**Short task:** Recast the stretch of the material from the line containing "- html5-icon: [291, 459, 337, 505]" through the line containing "- feature-logo-change: THEME" as a Markdown table with the columns Row and Line. Number each line in order and leave out any blank lines.

Rows from a layout dataset
::::::::::

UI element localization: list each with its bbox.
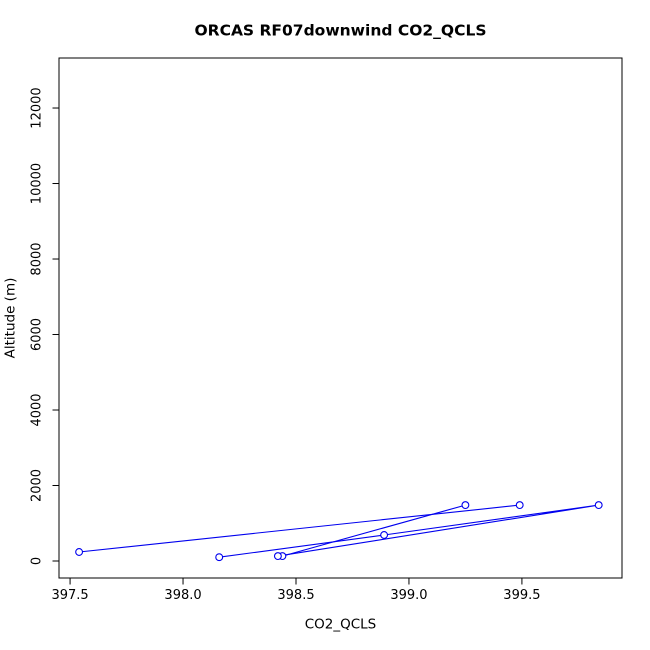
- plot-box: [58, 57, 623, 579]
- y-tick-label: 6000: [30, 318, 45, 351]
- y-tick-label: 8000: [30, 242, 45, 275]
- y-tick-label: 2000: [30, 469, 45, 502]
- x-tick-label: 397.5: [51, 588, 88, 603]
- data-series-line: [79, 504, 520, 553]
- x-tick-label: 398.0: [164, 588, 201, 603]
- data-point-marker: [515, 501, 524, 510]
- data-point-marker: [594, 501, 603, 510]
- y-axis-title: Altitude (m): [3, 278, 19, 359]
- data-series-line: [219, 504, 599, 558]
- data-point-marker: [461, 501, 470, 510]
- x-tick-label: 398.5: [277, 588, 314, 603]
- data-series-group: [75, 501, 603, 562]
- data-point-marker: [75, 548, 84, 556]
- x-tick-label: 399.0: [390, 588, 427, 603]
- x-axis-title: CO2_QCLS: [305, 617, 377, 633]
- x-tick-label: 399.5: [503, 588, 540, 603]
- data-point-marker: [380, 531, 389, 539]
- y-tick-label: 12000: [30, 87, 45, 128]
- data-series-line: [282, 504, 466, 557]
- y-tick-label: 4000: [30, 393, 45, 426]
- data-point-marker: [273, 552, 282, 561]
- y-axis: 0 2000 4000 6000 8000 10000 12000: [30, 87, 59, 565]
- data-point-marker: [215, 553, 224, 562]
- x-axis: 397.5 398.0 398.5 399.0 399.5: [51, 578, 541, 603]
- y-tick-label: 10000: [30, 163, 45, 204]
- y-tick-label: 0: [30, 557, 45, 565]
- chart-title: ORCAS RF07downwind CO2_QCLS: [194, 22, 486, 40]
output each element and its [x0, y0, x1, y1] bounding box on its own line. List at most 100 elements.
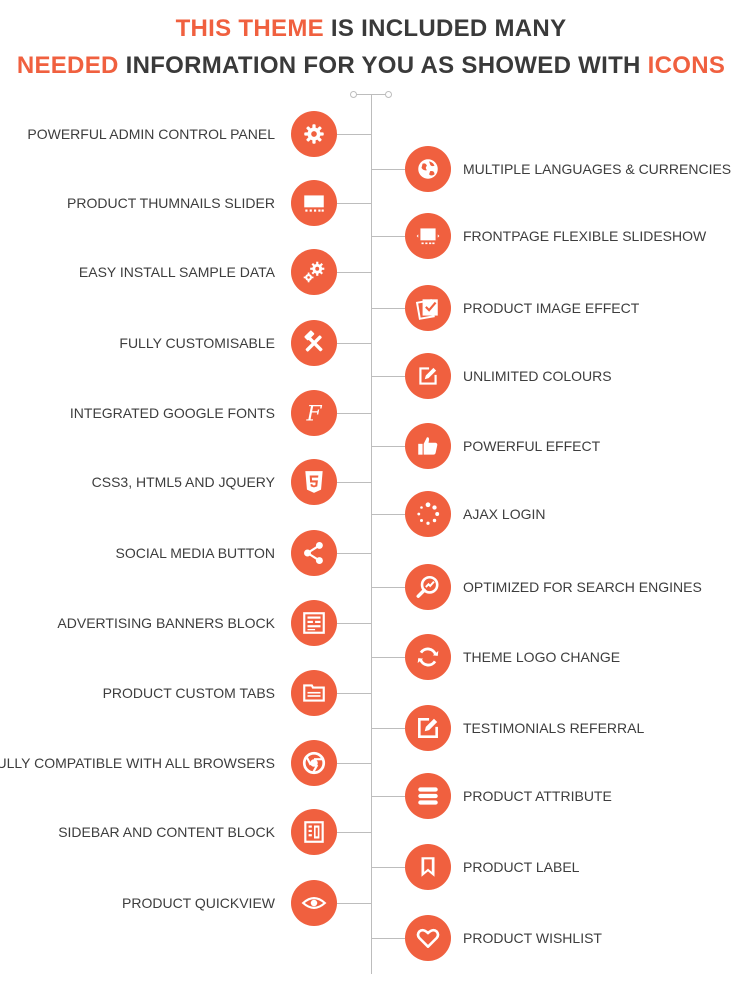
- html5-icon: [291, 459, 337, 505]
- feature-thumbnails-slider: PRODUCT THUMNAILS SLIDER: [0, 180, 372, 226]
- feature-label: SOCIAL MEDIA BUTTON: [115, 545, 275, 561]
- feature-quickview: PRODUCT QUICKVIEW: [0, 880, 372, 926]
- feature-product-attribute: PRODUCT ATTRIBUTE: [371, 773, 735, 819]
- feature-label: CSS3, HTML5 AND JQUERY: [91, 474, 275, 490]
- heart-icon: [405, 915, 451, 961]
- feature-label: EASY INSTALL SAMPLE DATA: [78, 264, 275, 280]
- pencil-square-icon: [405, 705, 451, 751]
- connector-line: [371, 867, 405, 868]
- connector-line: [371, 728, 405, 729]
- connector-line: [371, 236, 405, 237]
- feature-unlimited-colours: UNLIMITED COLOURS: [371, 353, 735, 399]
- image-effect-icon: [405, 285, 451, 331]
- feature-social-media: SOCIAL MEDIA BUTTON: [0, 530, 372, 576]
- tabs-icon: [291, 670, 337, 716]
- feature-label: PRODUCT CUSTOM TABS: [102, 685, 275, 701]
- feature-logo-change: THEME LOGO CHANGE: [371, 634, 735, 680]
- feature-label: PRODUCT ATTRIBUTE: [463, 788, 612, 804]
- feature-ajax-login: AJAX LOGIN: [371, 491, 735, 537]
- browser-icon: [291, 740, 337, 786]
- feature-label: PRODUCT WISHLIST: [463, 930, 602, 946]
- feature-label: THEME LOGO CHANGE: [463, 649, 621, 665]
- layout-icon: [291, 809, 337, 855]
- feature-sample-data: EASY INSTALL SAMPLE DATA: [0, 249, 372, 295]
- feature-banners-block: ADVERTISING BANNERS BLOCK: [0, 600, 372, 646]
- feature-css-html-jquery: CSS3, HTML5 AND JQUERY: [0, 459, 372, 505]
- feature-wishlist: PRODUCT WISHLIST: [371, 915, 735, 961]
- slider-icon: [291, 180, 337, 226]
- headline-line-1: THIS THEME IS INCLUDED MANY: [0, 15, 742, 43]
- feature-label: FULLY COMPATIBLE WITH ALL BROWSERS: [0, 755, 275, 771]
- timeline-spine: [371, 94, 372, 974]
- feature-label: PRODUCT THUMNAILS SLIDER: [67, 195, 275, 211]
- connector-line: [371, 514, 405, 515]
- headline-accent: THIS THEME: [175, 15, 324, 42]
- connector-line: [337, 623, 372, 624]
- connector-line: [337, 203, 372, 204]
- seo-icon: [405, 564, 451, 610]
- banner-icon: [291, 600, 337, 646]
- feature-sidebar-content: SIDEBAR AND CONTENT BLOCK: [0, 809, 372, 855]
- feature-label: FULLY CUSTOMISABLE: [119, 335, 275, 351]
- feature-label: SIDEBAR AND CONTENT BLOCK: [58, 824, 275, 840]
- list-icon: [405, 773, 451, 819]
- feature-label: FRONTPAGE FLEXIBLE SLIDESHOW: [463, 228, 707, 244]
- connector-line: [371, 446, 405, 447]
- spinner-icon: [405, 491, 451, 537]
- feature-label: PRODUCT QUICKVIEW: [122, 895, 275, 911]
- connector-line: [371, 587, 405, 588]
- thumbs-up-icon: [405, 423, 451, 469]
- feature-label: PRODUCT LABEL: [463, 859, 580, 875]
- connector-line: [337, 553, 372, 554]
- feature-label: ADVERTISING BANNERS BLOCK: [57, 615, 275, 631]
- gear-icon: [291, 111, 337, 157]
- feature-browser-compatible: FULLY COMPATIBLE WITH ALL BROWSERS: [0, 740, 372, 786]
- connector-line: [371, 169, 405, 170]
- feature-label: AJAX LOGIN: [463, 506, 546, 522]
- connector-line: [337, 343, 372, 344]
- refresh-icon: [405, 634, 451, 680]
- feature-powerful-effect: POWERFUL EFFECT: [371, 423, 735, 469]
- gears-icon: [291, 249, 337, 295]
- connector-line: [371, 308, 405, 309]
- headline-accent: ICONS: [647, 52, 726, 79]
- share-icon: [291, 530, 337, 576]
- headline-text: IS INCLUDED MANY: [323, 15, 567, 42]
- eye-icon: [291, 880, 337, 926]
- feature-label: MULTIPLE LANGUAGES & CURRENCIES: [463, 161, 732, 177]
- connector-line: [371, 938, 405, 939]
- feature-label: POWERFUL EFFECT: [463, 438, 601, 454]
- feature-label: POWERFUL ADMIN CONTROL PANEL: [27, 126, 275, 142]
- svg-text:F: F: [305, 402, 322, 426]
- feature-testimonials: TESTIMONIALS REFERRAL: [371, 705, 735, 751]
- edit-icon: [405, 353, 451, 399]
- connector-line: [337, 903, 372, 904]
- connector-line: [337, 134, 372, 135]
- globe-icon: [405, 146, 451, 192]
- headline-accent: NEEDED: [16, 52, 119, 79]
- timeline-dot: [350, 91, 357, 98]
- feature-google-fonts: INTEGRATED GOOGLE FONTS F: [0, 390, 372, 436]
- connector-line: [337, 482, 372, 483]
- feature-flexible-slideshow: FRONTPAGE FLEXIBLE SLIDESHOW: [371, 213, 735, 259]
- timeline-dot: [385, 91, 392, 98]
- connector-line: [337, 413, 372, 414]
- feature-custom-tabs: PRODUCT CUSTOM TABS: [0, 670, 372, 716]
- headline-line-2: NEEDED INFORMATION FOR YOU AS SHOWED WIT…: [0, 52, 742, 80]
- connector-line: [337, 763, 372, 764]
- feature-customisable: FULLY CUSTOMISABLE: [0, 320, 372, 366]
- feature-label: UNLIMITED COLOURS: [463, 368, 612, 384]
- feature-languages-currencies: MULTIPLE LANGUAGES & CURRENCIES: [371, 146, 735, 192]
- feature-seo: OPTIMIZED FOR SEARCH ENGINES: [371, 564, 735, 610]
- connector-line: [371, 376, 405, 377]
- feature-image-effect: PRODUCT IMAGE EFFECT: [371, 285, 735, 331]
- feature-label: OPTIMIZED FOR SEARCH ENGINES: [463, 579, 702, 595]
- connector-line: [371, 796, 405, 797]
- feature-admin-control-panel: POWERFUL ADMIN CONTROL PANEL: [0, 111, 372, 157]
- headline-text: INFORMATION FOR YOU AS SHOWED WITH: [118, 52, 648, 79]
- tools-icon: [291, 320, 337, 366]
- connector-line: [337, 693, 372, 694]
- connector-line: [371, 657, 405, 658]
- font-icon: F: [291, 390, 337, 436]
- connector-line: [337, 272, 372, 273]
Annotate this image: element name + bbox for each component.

::::::::::

**Response:**
| Row | Line |
|---|---|
| 1 | - html5-icon: [291, 459, 337, 505] |
| 2 | - feature-thumbnails-slider: PRODUCT THUMNAILS SLIDER: [0, 180, 372, 226] |
| 3 | - feature-label: SOCIAL MEDIA BUTTON: [115, 545, 275, 561] |
| 4 | - feature-quickview: PRODUCT QUICKVIEW: [0, 880, 372, 926] |
| 5 | - feature-product-attribute: PRODUCT ATTRIBUTE: [371, 773, 735, 819] |
| 6 | - feature-label: CSS3, HTML5 AND JQUERY: [91, 474, 275, 490] |
| 7 | - heart-icon: [405, 915, 451, 961] |
| 8 | - feature-label: EASY INSTALL SAMPLE DATA: [78, 264, 275, 280] |
| 9 | - pencil-square-icon: [405, 705, 451, 751] |
| 10 | - connector-line: [371, 867, 405, 868] |
| 11 | - connector-line: [371, 728, 405, 729] |
| 12 | - connector-line: [371, 236, 405, 237] |
| 13 | - feature-unlimited-colours: UNLIMITED COLOURS: [371, 353, 735, 399] |
| 14 | - image-effect-icon: [405, 285, 451, 331] |
| 15 | - feature-social-media: SOCIAL MEDIA BUTTON: [0, 530, 372, 576] |
| 16 | - tabs-icon: [291, 670, 337, 716] |
| 17 | - feature-label: PRODUCT CUSTOM TABS: [102, 685, 275, 701] |
| 18 | - feature-logo-change: THEME LOGO CHANGE: [371, 634, 735, 680] |